EXERCISES:
A. In the article on the demerit system, substitute "withdrawal" for "suspension" and give the passage that begins at the words "The initiative, which" and stops after "on this basis.".
B. Proceed with the article on South Africa's road traffic demerit system, writing on from its last sentence.

The Department of Transport’s demerit system was intended to curb lawlessness on South Africa’s roads, but “teething problems” in Tshwane’s pilot project have delayed this revolutionary system until 2010.

The system, which was piloted in Tshwane earlier this year, was supposed to have been rolled out to the rest of the country by the end of January 2009.

The initiative, which forms part of the government’s Administrative Adjudication of Road Traffic Offences system (AARTO), will see motorists issued demerits (or points) for road traffic offences. Accumulating a certain number of points could lead to the suspension of your driving licence.

Thandi Moyo, spokesperson for the Road Traffic Management Corporation, said that although the pilot project was running “relatively well”, its successes or failures could not yet be established.

“It can take up to 120 days for all the motorist’s options to be exhausted. So we have not yet seen the conclusion of many of the notices, and therefore the success or failure of the pilot project cannot be properly judged on this basis.

“To enable a proper assessment of the success or failure of [the system], time must be allowed for a reasonable volume of infringements notices to reach different levels in the process. This is the reason for the delay,” said Moyo.

The AARTO system has been on the cards since 1998, when the act was approved by parliament – but was officially launched by Minister of Transport Jeff Radebe only in July.

Radebe said at the time: “This project is expected to fulfil the objective to encourage people to drive safely. Through the implementation of the points demerit system we will be able to identify habitual offenders who disregard the law, and punish them appropriately.

“Ultimately, this may lead to the suspension and cancellation of driving licences. However, it is a positive system in that we will also reward positive behaviour that shows the motorist is now abiding by the law, through the reduction of the demerit points already allocated.”

Extracted records:
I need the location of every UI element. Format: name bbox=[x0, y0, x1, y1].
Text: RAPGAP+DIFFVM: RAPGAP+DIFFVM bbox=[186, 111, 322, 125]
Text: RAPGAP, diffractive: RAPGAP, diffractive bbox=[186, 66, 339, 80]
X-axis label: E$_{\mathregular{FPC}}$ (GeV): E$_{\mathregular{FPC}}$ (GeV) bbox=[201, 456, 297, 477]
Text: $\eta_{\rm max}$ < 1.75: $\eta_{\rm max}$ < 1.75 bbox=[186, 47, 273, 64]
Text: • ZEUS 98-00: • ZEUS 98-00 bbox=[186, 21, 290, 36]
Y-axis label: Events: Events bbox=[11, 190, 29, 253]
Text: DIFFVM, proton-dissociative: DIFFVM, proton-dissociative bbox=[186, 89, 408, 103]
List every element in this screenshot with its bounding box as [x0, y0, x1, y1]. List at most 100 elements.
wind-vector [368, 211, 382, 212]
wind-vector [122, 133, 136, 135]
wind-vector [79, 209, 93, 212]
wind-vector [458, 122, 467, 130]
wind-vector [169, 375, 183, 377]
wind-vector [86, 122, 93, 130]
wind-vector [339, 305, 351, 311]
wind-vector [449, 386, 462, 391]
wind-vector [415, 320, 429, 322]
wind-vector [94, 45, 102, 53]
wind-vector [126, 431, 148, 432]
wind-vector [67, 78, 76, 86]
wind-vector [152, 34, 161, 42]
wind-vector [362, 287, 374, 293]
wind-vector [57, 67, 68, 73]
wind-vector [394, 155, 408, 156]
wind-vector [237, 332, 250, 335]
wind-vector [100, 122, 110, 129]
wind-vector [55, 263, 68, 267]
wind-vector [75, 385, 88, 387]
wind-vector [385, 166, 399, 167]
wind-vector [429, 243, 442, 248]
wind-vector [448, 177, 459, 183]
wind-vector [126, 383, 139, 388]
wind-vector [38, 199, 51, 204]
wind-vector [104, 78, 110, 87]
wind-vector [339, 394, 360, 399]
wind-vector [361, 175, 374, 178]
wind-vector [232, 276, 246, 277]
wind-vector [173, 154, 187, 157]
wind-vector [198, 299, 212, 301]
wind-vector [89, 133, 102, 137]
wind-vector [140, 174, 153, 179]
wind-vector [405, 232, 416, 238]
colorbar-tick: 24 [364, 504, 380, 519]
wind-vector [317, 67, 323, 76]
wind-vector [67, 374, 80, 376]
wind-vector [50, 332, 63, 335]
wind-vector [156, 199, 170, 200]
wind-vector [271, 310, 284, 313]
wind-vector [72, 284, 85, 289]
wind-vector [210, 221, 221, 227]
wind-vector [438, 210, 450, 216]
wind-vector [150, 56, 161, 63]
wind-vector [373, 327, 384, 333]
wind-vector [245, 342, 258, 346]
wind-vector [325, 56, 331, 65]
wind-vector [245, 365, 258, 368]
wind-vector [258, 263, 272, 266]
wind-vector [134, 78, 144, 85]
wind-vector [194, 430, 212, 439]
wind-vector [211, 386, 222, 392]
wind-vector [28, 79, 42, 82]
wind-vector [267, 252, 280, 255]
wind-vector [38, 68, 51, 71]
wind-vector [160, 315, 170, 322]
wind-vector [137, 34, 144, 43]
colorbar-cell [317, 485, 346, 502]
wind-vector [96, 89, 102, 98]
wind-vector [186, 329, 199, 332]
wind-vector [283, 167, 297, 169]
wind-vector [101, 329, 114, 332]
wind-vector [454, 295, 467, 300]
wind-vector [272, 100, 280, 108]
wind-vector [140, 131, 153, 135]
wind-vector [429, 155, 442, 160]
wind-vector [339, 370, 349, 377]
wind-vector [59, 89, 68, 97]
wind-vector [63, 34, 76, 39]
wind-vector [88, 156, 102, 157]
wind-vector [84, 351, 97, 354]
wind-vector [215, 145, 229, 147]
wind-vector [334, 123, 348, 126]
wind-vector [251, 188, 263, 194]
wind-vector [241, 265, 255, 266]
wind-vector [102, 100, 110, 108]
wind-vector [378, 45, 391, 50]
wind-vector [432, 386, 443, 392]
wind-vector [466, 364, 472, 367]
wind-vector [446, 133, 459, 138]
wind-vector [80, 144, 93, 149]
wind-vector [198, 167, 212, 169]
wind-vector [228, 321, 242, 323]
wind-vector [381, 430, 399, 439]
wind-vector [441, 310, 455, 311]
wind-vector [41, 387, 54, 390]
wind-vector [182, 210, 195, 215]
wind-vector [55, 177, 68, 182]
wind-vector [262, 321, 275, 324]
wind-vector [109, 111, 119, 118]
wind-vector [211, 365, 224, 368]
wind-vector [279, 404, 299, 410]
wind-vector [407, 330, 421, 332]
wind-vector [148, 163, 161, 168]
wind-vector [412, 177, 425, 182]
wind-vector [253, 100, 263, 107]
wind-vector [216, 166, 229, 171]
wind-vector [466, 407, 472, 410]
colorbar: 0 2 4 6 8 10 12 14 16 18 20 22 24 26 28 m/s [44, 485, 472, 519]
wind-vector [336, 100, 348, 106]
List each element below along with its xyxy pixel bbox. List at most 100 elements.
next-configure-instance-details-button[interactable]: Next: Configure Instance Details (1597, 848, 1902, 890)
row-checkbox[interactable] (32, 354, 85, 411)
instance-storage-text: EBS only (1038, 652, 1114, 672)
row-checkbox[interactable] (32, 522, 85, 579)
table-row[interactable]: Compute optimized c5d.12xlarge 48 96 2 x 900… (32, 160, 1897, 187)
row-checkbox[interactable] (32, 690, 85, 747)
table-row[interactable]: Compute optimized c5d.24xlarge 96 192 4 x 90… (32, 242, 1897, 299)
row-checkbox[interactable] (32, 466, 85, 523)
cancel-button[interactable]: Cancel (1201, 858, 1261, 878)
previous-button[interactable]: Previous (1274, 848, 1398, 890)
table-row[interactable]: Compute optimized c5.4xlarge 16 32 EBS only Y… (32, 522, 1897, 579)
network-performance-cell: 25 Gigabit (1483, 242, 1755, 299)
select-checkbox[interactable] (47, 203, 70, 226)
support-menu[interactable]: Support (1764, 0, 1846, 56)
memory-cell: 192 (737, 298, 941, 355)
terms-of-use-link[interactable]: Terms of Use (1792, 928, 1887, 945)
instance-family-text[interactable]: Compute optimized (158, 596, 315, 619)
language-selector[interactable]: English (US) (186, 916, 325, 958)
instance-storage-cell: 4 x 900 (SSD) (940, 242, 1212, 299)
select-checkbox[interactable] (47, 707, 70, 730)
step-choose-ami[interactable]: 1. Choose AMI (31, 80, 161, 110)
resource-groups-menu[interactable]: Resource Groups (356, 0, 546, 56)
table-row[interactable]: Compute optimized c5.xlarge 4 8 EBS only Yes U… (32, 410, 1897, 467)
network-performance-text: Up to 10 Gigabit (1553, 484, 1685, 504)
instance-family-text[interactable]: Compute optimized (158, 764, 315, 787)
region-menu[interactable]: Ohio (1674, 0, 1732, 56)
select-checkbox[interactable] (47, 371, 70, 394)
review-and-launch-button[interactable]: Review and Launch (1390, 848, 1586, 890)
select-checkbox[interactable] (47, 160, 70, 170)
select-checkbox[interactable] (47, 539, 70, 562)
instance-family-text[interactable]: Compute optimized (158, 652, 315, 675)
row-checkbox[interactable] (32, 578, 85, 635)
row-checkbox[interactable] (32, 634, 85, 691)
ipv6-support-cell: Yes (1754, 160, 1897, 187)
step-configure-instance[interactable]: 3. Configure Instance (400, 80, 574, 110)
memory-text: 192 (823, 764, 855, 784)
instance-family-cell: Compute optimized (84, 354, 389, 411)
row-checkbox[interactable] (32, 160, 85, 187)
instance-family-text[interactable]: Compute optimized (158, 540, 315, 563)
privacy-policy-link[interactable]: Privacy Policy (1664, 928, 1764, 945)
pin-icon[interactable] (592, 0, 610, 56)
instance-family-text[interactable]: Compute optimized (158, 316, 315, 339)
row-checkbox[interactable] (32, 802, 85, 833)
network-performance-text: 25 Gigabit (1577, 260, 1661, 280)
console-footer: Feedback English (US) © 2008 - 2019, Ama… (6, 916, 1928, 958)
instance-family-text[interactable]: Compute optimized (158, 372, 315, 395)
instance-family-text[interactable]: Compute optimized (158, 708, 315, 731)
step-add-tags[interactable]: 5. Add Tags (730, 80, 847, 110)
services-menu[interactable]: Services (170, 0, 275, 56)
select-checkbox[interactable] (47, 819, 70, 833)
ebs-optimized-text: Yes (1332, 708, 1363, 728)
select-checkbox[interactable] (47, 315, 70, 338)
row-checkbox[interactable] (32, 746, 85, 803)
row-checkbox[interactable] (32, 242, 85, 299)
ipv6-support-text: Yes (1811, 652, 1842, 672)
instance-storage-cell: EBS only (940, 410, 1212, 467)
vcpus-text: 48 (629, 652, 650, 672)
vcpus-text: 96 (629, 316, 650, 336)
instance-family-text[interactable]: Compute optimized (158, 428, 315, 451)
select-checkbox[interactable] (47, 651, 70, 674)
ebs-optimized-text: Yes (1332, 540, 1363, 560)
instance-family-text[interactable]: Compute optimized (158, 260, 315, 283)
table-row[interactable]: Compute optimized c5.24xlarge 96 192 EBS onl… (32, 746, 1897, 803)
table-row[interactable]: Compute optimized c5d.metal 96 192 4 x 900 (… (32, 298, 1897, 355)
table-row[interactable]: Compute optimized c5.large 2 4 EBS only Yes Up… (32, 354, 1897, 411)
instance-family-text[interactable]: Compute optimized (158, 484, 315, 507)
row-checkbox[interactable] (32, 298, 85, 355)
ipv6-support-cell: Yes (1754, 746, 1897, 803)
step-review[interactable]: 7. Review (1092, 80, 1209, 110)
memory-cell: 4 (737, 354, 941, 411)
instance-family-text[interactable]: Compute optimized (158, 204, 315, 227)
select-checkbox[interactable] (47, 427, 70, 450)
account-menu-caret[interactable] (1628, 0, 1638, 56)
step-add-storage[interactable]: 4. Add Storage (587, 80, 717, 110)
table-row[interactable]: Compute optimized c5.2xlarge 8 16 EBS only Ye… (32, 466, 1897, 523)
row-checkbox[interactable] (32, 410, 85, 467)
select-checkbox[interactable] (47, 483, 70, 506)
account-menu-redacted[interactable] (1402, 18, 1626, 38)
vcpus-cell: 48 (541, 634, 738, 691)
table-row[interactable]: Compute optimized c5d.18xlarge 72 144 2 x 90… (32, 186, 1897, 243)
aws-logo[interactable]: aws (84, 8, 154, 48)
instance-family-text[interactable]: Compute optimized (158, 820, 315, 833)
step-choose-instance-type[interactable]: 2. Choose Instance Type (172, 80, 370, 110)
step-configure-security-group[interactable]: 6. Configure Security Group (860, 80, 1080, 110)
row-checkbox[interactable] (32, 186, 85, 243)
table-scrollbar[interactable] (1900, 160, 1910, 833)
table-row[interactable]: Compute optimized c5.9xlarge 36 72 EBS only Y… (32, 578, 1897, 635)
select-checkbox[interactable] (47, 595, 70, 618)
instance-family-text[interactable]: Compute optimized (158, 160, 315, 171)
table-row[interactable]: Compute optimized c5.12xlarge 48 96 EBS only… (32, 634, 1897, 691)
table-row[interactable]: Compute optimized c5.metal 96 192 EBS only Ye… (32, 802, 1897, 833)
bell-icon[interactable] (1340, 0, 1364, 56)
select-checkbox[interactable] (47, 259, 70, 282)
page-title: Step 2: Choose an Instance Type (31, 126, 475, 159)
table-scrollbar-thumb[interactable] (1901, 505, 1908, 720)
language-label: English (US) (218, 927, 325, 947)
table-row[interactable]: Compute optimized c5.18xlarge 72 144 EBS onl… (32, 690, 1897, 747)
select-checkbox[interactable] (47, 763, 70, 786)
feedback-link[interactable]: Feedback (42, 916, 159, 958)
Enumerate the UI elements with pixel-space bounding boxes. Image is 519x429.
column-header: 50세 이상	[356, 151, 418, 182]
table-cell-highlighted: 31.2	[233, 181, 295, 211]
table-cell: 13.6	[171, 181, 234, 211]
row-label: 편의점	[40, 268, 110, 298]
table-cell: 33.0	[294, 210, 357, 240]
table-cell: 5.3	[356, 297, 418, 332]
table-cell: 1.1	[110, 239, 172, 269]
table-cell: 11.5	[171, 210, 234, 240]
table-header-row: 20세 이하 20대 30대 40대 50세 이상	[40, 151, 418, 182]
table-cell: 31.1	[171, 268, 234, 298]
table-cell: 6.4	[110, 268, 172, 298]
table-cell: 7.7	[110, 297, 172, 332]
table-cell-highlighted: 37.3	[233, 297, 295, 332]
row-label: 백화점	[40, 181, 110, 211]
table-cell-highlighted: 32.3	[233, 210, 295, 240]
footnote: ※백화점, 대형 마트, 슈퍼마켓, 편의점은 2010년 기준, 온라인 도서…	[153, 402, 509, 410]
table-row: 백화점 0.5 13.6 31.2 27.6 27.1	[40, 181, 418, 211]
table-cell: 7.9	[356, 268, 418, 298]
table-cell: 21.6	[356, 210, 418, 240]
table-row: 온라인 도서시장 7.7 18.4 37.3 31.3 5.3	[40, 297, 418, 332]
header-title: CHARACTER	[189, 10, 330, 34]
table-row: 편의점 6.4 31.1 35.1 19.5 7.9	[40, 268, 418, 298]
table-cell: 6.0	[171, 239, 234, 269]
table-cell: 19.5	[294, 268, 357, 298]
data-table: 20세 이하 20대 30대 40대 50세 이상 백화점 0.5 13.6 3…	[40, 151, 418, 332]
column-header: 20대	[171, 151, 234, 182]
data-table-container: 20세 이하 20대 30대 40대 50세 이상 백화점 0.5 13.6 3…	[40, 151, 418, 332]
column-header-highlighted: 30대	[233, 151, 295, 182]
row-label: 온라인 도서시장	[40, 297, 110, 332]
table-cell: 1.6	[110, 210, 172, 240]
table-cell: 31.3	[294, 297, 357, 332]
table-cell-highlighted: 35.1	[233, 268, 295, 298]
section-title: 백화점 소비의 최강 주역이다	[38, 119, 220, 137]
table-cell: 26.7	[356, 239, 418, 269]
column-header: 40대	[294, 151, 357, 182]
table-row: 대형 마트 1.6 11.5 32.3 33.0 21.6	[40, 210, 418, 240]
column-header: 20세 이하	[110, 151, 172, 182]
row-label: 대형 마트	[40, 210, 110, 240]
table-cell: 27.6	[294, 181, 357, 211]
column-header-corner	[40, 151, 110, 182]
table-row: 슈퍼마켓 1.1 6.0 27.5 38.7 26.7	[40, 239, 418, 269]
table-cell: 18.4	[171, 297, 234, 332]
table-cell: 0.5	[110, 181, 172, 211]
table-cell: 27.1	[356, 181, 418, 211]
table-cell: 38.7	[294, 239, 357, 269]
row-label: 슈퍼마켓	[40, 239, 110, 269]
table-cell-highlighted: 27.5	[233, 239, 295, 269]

ANSWERS GIVEN:
A.
The initiative, which forms part of the government’s Administrative Adjudication of Road Traffic Offences system (AARTO), will see motorists issued demerits (or points) for road traffic offences. Accumulating a certain number of points could lead to the withdrawal of your driving licence.

Thandi Moyo, spokesperson for the Road Traffic Management Corporation, said that although the pilot project was running “relatively well”, its successes or failures could not yet be established.

“It can take up to 120 days for all the motorist’s options to be exhausted. So we have not yet seen the conclusion of many of the notices, and therefore the success or failure of the pilot project cannot be properly judged on this basis.

B.
Radebe added that by implementing the AARTO, the department would be able to change people’s behaviour from “wanton disregard for road traffic laws, effecting zero-tolerant policies to traffic violations,” and, he hoped, inculcate a new habit of voluntary compliance with road traffic laws.

The demerit system will see every motorist allocated 12 points at the beginning of each year. Each time a driver disobeys the rules of the road, one point will be lost. If the driver loses all 12 points in a year, his or her licence will be suspended.

After three suspensions, the licence will be cancelled and the motorist fined. However, if drivers remain penalty-free at the end of the year, the next year would kick off with an additional 12 points as well as a bonus point.

Moyo said it was expected the demerit system will be rolled out to the rest of Gauteng by November next year and to other provinces by February 2010.

“Even though the marketing of AARTO processes was extensively done, there are still members of the public who are under the impression that demerit points are [already being] allocated. We are not there yet. Offenders are currently given a warning indicating the number of demerit points which would have been given if the system were already implemented.